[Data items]

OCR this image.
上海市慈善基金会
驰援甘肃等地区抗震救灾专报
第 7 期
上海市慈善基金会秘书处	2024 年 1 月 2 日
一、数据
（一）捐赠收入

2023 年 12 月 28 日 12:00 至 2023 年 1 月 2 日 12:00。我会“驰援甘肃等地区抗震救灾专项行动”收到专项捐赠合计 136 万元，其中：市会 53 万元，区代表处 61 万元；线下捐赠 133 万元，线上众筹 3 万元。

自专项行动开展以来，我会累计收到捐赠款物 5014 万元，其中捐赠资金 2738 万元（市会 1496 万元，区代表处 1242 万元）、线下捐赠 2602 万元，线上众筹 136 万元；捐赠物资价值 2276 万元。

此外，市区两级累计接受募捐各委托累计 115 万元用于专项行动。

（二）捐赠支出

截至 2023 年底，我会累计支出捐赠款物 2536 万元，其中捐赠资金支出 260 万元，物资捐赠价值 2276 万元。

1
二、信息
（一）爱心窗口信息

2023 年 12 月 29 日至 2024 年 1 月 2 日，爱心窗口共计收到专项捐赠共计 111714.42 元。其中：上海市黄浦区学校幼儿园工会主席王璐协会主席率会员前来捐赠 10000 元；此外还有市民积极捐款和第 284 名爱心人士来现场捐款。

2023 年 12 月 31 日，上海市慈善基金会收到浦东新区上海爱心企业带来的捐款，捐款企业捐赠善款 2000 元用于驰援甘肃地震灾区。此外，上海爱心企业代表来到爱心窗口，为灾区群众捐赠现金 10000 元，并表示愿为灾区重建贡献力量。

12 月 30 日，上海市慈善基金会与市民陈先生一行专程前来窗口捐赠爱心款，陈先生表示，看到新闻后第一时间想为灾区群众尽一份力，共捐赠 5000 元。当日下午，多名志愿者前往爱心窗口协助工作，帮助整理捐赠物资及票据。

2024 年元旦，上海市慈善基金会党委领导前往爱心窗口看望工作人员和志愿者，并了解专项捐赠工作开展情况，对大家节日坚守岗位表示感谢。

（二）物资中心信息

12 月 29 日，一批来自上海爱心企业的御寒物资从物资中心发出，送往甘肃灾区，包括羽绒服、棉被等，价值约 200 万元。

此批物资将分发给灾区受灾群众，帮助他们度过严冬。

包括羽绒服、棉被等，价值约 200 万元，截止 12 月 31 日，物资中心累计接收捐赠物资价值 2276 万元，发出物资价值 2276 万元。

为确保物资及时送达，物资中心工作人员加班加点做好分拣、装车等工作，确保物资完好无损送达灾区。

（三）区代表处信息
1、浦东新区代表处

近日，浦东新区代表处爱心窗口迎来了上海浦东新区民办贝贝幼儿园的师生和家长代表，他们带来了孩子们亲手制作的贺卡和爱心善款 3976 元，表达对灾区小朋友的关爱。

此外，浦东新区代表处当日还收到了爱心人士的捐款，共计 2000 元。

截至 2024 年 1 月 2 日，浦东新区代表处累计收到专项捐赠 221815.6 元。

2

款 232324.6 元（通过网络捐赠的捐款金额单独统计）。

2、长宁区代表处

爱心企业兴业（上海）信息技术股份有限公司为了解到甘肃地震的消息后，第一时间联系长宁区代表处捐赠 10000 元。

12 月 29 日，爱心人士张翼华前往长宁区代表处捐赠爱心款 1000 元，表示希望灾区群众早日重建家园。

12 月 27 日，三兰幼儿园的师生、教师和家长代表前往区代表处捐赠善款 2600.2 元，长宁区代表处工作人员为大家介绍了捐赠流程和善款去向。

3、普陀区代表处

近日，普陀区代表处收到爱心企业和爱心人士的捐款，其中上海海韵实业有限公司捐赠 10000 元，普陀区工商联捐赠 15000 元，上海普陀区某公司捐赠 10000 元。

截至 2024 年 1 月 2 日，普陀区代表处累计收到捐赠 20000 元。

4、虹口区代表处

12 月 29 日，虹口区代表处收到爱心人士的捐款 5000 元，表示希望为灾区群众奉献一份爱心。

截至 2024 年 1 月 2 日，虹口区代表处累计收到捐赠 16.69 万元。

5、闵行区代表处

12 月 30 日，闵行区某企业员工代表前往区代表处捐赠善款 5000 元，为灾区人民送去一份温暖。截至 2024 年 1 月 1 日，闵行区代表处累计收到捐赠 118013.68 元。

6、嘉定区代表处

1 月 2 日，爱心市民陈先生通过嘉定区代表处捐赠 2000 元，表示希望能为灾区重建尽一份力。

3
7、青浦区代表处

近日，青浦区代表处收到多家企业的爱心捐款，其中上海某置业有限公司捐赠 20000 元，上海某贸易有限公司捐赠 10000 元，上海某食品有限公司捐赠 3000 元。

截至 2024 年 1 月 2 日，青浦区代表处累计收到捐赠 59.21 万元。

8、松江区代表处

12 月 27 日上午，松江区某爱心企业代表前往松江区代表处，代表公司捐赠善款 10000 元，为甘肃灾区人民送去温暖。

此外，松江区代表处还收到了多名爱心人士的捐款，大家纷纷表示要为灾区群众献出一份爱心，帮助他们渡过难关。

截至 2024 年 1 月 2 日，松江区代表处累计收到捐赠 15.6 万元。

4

» **What the exercise asks**: Print every entry exactly as it appears.

» **Finished answer**:
OCR this image.
上海市慈善基金会
驰援甘肃等地区抗震救灾专报
第 7 期
上海市慈善基金会秘书处	2024 年 1 月 2 日
一、数据
（一）捐赠收入

2023 年 12 月 28 日 12:00 至 2023 年 1 月 2 日 12:00。我会“驰援甘肃等地区抗震救灾专项行动”收到专项捐赠合计 136 万元，其中：市会 53 万元，区代表处 61 万元；线下捐赠 133 万元，线上众筹 3 万元。

自专项行动开展以来，我会累计收到捐赠款物 5014 万元，其中捐赠资金 2738 万元（市会 1496 万元，区代表处 1242 万元）、线下捐赠 2602 万元，线上众筹 136 万元；捐赠物资价值 2276 万元。

此外，市区两级累计接受募捐各委托累计 115 万元用于专项行动。

（二）捐赠支出

截至 2023 年底，我会累计支出捐赠款物 2536 万元，其中捐赠资金支出 260 万元，物资捐赠价值 2276 万元。

1
二、信息
（一）爱心窗口信息

2023 年 12 月 29 日至 2024 年 1 月 2 日，爱心窗口共计收到专项捐赠共计 111714.42 元。其中：上海市黄浦区学校幼儿园工会主席王璐协会主席率会员前来捐赠 10000 元；此外还有市民积极捐款和第 284 名爱心人士来现场捐款。

2023 年 12 月 31 日，上海市慈善基金会收到浦东新区上海爱心企业带来的捐款，捐款企业捐赠善款 2000 元用于驰援甘肃地震灾区。此外，上海爱心企业代表来到爱心窗口，为灾区群众捐赠现金 10000 元，并表示愿为灾区重建贡献力量。

12 月 30 日，上海市慈善基金会与市民陈先生一行专程前来窗口捐赠爱心款，陈先生表示，看到新闻后第一时间想为灾区群众尽一份力，共捐赠 5000 元。当日下午，多名志愿者前往爱心窗口协助工作，帮助整理捐赠物资及票据。

2024 年元旦，上海市慈善基金会党委领导前往爱心窗口看望工作人员和志愿者，并了解专项捐赠工作开展情况，对大家节日坚守岗位表示感谢。

（二）物资中心信息

12 月 29 日，一批来自上海爱心企业的御寒物资从物资中心发出，送往甘肃灾区，包括羽绒服、棉被等，价值约 200 万元。

此批物资将分发给灾区受灾群众，帮助他们度过严冬。

包括羽绒服、棉被等，价值约 200 万元，截止 12 月 31 日，物资中心累计接收捐赠物资价值 2276 万元，发出物资价值 2276 万元。

为确保物资及时送达，物资中心工作人员加班加点做好分拣、装车等工作，确保物资完好无损送达灾区。

（三）区代表处信息
1、浦东新区代表处

近日，浦东新区代表处爱心窗口迎来了上海浦东新区民办贝贝幼儿园的师生和家长代表，他们带来了孩子们亲手制作的贺卡和爱心善款 3976 元，表达对灾区小朋友的关爱。

此外，浦东新区代表处当日还收到了爱心人士的捐款，共计 2000 元。

截至 2024 年 1 月 2 日，浦东新区代表处累计收到专项捐赠 221815.6 元。

2

款 232324.6 元（通过网络捐赠的捐款金额单独统计）。

2、长宁区代表处

爱心企业兴业（上海）信息技术股份有限公司为了解到甘肃地震的消息后，第一时间联系长宁区代表处捐赠 10000 元。

12 月 29 日，爱心人士张翼华前往长宁区代表处捐赠爱心款 1000 元，表示希望灾区群众早日重建家园。

12 月 27 日，三兰幼儿园的师生、教师和家长代表前往区代表处捐赠善款 2600.2 元，长宁区代表处工作人员为大家介绍了捐赠流程和善款去向。

3、普陀区代表处

近日，普陀区代表处收到爱心企业和爱心人士的捐款，其中上海海韵实业有限公司捐赠 10000 元，普陀区工商联捐赠 15000 元，上海普陀区某公司捐赠 10000 元。

截至 2024 年 1 月 2 日，普陀区代表处累计收到捐赠 20000 元。

4、虹口区代表处

12 月 29 日，虹口区代表处收到爱心人士的捐款 5000 元，表示希望为灾区群众奉献一份爱心。

截至 2024 年 1 月 2 日，虹口区代表处累计收到捐赠 16.69 万元。

5、闵行区代表处

12 月 30 日，闵行区某企业员工代表前往区代表处捐赠善款 5000 元，为灾区人民送去一份温暖。截至 2024 年 1 月 1 日，闵行区代表处累计收到捐赠 118013.68 元。

6、嘉定区代表处

1 月 2 日，爱心市民陈先生通过嘉定区代表处捐赠 2000 元，表示希望能为灾区重建尽一份力。

3
7、青浦区代表处

近日，青浦区代表处收到多家企业的爱心捐款，其中上海某置业有限公司捐赠 20000 元，上海某贸易有限公司捐赠 10000 元，上海某食品有限公司捐赠 3000 元。

截至 2024 年 1 月 2 日，青浦区代表处累计收到捐赠 59.21 万元。

8、松江区代表处

12 月 27 日上午，松江区某爱心企业代表前往松江区代表处，代表公司捐赠善款 10000 元，为甘肃灾区人民送去温暖。

此外，松江区代表处还收到了多名爱心人士的捐款，大家纷纷表示要为灾区群众献出一份爱心，帮助他们渡过难关。

截至 2024 年 1 月 2 日，松江区代表处累计收到捐赠 15.6 万元。

4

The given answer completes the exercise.